----- Listed entries -----
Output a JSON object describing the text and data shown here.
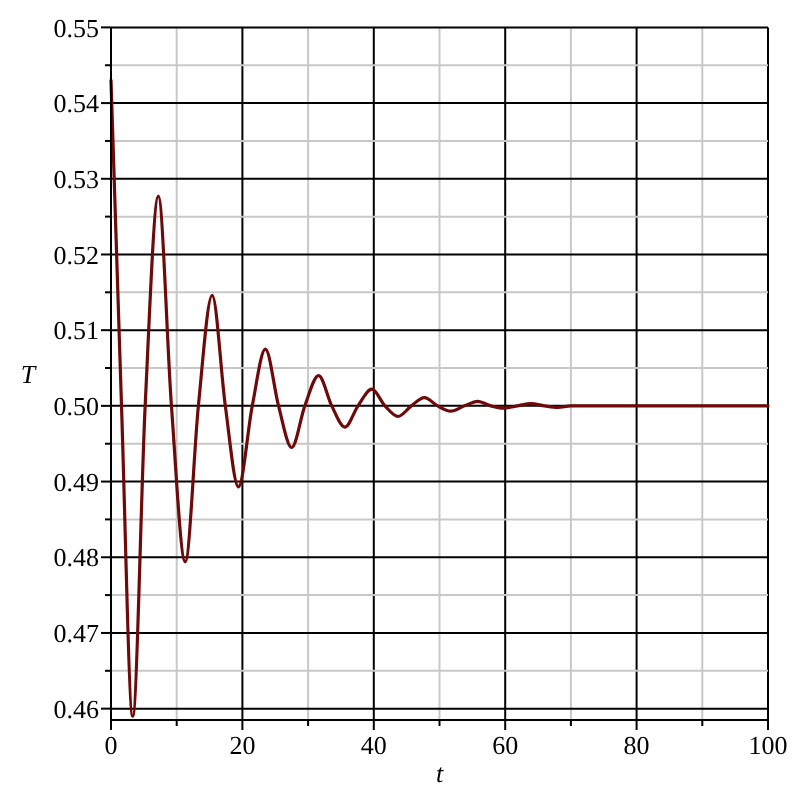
{
  "chart_data": {
    "type": "line",
    "xlabel": "t",
    "ylabel": "T",
    "x": [
      0,
      1.6,
      3.3,
      5.2,
      7.2,
      9.2,
      11.3,
      13.3,
      15.4,
      17.4,
      19.4,
      21.5,
      23.5,
      25.5,
      27.5,
      29.5,
      31.6,
      33.6,
      35.6,
      37.6,
      39.7,
      41.7,
      43.7,
      45.7,
      47.7,
      49.7,
      51.7,
      53.8,
      55.8,
      57.8,
      59.8,
      61.9,
      63.9,
      66,
      68,
      70,
      100
    ],
    "series": [
      {
        "color": "#6e0a0a",
        "values": [
          0.543,
          0.5,
          0.459,
          0.5,
          0.5277,
          0.5,
          0.4794,
          0.5,
          0.5146,
          0.5,
          0.4893,
          0.5,
          0.5075,
          0.5,
          0.4945,
          0.5,
          0.504,
          0.5,
          0.4972,
          0.5,
          0.5022,
          0.5,
          0.4986,
          0.5,
          0.5011,
          0.5,
          0.4993,
          0.5,
          0.5006,
          0.5,
          0.4997,
          0.5,
          0.5003,
          0.5,
          0.4998,
          0.5,
          0.5
        ]
      }
    ],
    "xlim": [
      0,
      100
    ],
    "ylim": [
      0.4585,
      0.55
    ],
    "xticks": [
      0,
      {
        "value": 10,
        "label": null
      },
      20,
      {
        "value": 30,
        "label": null
      },
      40,
      {
        "value": 50,
        "label": null
      },
      60,
      {
        "value": 70,
        "label": null
      },
      80,
      {
        "value": 90,
        "label": null
      },
      100
    ],
    "yticks": [
      0.46,
      {
        "value": 0.465,
        "label": null
      },
      0.47,
      {
        "value": 0.475,
        "label": null
      },
      0.48,
      {
        "value": 0.485,
        "label": null
      },
      0.49,
      {
        "value": 0.495,
        "label": null
      },
      {
        "value": 0.5,
        "label": "0.50"
      },
      {
        "value": 0.505,
        "label": null
      },
      0.51,
      {
        "value": 0.515,
        "label": null
      },
      0.52,
      {
        "value": 0.525,
        "label": null
      },
      0.53,
      {
        "value": 0.535,
        "label": null
      },
      0.54,
      {
        "value": 0.545,
        "label": null
      },
      0.55
    ],
    "grid": true,
    "line_style": "solid",
    "marker": "none"
  }
}
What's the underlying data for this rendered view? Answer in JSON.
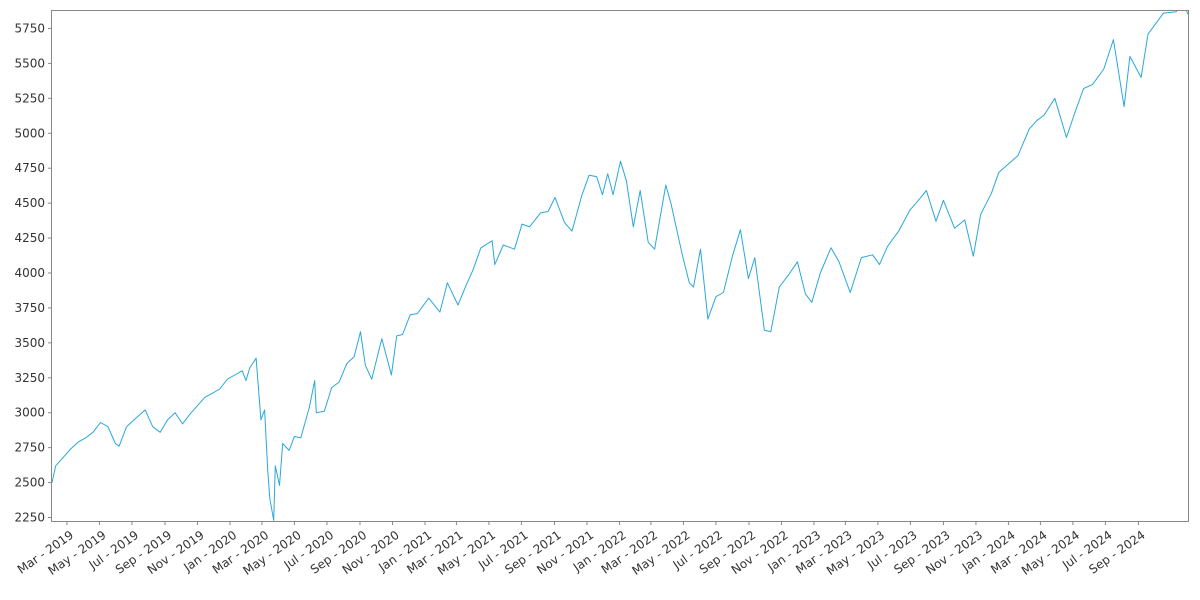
-----
- Task description:
Pull out all lines from the listing that contain the string "JSON".

- Task output:
Output a JSON object describing the text and data shown here.
What's the underlying data for this rendered view? Answer in JSON.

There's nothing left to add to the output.